WHAT TO DO:
Reproduce all of the material exactly as shown.

-*-*-

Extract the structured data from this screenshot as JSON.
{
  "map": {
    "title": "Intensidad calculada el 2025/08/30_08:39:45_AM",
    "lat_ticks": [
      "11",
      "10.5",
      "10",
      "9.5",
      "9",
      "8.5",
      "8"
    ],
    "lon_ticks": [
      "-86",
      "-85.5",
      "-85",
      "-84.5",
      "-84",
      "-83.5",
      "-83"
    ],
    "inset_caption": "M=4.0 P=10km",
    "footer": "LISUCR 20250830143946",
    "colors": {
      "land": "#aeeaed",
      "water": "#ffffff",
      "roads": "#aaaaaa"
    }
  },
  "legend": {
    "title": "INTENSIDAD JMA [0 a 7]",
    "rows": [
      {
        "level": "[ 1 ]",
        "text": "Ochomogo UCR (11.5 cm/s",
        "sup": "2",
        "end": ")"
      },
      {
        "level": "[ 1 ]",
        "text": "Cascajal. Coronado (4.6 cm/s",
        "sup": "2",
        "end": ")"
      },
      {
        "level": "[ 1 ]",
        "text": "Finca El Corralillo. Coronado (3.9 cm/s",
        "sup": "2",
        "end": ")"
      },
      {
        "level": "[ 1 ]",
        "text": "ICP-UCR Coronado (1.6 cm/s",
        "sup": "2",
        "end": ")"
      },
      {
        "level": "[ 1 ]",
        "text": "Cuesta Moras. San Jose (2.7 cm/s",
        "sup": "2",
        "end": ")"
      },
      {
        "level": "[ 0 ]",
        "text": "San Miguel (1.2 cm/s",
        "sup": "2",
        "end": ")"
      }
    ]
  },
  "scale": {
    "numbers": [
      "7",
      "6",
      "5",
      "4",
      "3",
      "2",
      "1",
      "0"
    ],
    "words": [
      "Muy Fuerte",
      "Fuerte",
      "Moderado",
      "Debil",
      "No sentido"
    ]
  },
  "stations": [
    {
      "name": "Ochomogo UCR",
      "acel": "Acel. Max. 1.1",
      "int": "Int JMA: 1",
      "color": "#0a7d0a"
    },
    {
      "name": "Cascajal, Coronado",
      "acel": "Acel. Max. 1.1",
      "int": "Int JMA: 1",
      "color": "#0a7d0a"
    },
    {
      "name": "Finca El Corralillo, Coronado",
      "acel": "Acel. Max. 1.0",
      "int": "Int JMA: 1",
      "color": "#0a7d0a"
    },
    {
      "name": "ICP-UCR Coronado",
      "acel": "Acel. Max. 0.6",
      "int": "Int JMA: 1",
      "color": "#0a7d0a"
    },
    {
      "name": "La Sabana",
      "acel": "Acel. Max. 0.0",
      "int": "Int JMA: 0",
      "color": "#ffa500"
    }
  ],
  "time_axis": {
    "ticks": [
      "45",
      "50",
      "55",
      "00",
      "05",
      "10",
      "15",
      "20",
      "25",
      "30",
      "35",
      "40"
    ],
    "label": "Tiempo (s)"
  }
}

-*-*-

CORRECT ANSWER:
Extract the structured data from this screenshot as JSON.
{
  "map": {
    "title": "Intensidad calculada el 2025/08/30_08:39:45_AM",
    "lat_ticks": [
      "11",
      "10.5",
      "10",
      "9.5",
      "9",
      "8.5",
      "8"
    ],
    "lon_ticks": [
      "-86",
      "-85.5",
      "-85",
      "-84.5",
      "-84",
      "-83.5",
      "-83"
    ],
    "inset_caption": "M=4.0 P=10km",
    "footer": "LISUCR 20250830143946",
    "colors": {
      "land": "#aeeaed",
      "water": "#ffffff",
      "roads": "#aaaaaa"
    }
  },
  "legend": {
    "title": "INTENSIDAD JMA [0 a 7]",
    "rows": [
      {
        "level": "[ 1 ]",
        "text": "Ochomogo UCR (11.5 cm/s",
        "sup": "2",
        "end": ")"
      },
      {
        "level": "[ 1 ]",
        "text": "Cascajal. Coronado (4.6 cm/s",
        "sup": "2",
        "end": ")"
      },
      {
        "level": "[ 1 ]",
        "text": "Finca El Corralillo. Coronado (3.9 cm/s",
        "sup": "2",
        "end": ")"
      },
      {
        "level": "[ 1 ]",
        "text": "ICP-UCR Coronado (1.6 cm/s",
        "sup": "2",
        "end": ")"
      },
      {
        "level": "[ 1 ]",
        "text": "Cuesta Moras. San Jose (2.7 cm/s",
        "sup": "2",
        "end": ")"
      },
      {
        "level": "[ 0 ]",
        "text": "San Miguel (1.2 cm/s",
        "sup": "2",
        "end": ")"
      }
    ]
  },
  "scale": {
    "numbers": [
      "7",
      "6",
      "5",
      "4",
      "3",
      "2",
      "1",
      "0"
    ],
    "words": [
      "Muy Fuerte",
      "Fuerte",
      "Moderado",
      "Debil",
      "No sentido"
    ]
  },
  "stations": [
    {
      "name": "Ochomogo UCR",
      "acel": "Acel. Max. 1.1",
      "int": "Int JMA: 1",
      "color": "#0a7d0a"
    },
    {
      "name": "Cascajal, Coronado",
      "acel": "Acel. Max. 1.1",
      "int": "Int JMA: 1",
      "color": "#0a7d0a"
    },
    {
      "name": "Finca El Corralillo, Coronado",
      "acel": "Acel. Max. 1.0",
      "int": "Int JMA: 1",
      "color": "#0a7d0a"
    },
    {
      "name": "ICP-UCR Coronado",
      "acel": "Acel. Max. 0.6",
      "int": "Int JMA: 1",
      "color": "#0a7d0a"
    },
    {
      "name": "La Sabana",
      "acel": "Acel. Max. 0.0",
      "int": "Int JMA: 0",
      "color": "#ffa500"
    }
  ],
  "time_axis": {
    "ticks": [
      "45",
      "50",
      "55",
      "00",
      "05",
      "10",
      "15",
      "20",
      "25",
      "30",
      "35",
      "40"
    ],
    "label": "Tiempo (s)"
  }
}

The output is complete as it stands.